Collected data:
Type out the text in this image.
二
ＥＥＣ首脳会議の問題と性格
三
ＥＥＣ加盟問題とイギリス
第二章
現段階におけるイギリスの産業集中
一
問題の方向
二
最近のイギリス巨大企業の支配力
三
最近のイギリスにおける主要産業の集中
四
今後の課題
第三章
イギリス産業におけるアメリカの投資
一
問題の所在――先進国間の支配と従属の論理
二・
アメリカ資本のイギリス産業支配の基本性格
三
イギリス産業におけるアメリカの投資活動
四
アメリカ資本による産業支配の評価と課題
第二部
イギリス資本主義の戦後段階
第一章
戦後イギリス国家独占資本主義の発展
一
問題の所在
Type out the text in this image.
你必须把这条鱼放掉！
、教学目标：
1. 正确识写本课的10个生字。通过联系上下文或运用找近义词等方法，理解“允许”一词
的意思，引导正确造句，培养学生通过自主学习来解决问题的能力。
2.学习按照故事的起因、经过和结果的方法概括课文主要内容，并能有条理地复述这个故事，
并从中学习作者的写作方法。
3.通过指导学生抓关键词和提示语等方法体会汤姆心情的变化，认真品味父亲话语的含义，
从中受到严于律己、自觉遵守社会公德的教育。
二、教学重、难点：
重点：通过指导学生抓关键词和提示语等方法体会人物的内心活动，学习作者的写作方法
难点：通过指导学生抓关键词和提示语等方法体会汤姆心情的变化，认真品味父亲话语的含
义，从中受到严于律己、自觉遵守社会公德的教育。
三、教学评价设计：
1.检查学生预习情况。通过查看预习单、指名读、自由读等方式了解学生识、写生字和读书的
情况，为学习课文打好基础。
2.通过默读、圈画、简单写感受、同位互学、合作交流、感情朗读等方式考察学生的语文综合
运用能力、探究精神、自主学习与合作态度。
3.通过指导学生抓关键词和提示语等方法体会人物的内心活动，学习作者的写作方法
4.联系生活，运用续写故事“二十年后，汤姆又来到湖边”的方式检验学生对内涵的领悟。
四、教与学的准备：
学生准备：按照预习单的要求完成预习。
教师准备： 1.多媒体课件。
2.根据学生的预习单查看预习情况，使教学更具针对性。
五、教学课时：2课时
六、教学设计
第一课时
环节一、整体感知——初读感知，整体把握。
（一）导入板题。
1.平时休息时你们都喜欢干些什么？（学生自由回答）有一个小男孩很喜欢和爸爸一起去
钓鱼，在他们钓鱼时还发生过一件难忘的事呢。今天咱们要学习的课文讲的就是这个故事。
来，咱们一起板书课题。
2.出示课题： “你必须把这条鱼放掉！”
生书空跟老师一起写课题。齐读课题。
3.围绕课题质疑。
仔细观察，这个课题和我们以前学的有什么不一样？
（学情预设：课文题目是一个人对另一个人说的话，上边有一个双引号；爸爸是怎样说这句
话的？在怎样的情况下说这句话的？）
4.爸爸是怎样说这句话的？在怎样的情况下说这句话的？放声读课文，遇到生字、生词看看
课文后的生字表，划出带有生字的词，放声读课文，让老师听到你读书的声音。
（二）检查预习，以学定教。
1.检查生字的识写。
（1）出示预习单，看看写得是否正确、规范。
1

## Given instruction
Transcribe every entry verbatim.

## The output
Type out the text in this image.
二
ＥＥＣ首脳会議の問題と性格
三
ＥＥＣ加盟問題とイギリス
第二章
現段階におけるイギリスの産業集中
一
問題の方向
二
最近のイギリス巨大企業の支配力
三
最近のイギリスにおける主要産業の集中
四
今後の課題
第三章
イギリス産業におけるアメリカの投資
一
問題の所在――先進国間の支配と従属の論理
二・
アメリカ資本のイギリス産業支配の基本性格
三
イギリス産業におけるアメリカの投資活動
四
アメリカ資本による産業支配の評価と課題
第二部
イギリス資本主義の戦後段階
第一章
戦後イギリス国家独占資本主義の発展
一
問題の所在
Type out the text in this image.
你必须把这条鱼放掉！
、教学目标：
1. 正确识写本课的10个生字。通过联系上下文或运用找近义词等方法，理解“允许”一词
的意思，引导正确造句，培养学生通过自主学习来解决问题的能力。
2.学习按照故事的起因、经过和结果的方法概括课文主要内容，并能有条理地复述这个故事，
并从中学习作者的写作方法。
3.通过指导学生抓关键词和提示语等方法体会汤姆心情的变化，认真品味父亲话语的含义，
从中受到严于律己、自觉遵守社会公德的教育。
二、教学重、难点：
重点：通过指导学生抓关键词和提示语等方法体会人物的内心活动，学习作者的写作方法
难点：通过指导学生抓关键词和提示语等方法体会汤姆心情的变化，认真品味父亲话语的含
义，从中受到严于律己、自觉遵守社会公德的教育。
三、教学评价设计：
1.检查学生预习情况。通过查看预习单、指名读、自由读等方式了解学生识、写生字和读书的
情况，为学习课文打好基础。
2.通过默读、圈画、简单写感受、同位互学、合作交流、感情朗读等方式考察学生的语文综合
运用能力、探究精神、自主学习与合作态度。
3.通过指导学生抓关键词和提示语等方法体会人物的内心活动，学习作者的写作方法
4.联系生活，运用续写故事“二十年后，汤姆又来到湖边”的方式检验学生对内涵的领悟。
四、教与学的准备：
学生准备：按照预习单的要求完成预习。
教师准备： 1.多媒体课件。
2.根据学生的预习单查看预习情况，使教学更具针对性。
五、教学课时：2课时
六、教学设计
第一课时
环节一、整体感知——初读感知，整体把握。
（一）导入板题。
1.平时休息时你们都喜欢干些什么？（学生自由回答）有一个小男孩很喜欢和爸爸一起去
钓鱼，在他们钓鱼时还发生过一件难忘的事呢。今天咱们要学习的课文讲的就是这个故事。
来，咱们一起板书课题。
2.出示课题： “你必须把这条鱼放掉！”
生书空跟老师一起写课题。齐读课题。
3.围绕课题质疑。
仔细观察，这个课题和我们以前学的有什么不一样？
（学情预设：课文题目是一个人对另一个人说的话，上边有一个双引号；爸爸是怎样说这句
话的？在怎样的情况下说这句话的？）
4.爸爸是怎样说这句话的？在怎样的情况下说这句话的？放声读课文，遇到生字、生词看看
课文后的生字表，划出带有生字的词，放声读课文，让老师听到你读书的声音。
（二）检查预习，以学定教。
1.检查生字的识写。
（1）出示预习单，看看写得是否正确、规范。
1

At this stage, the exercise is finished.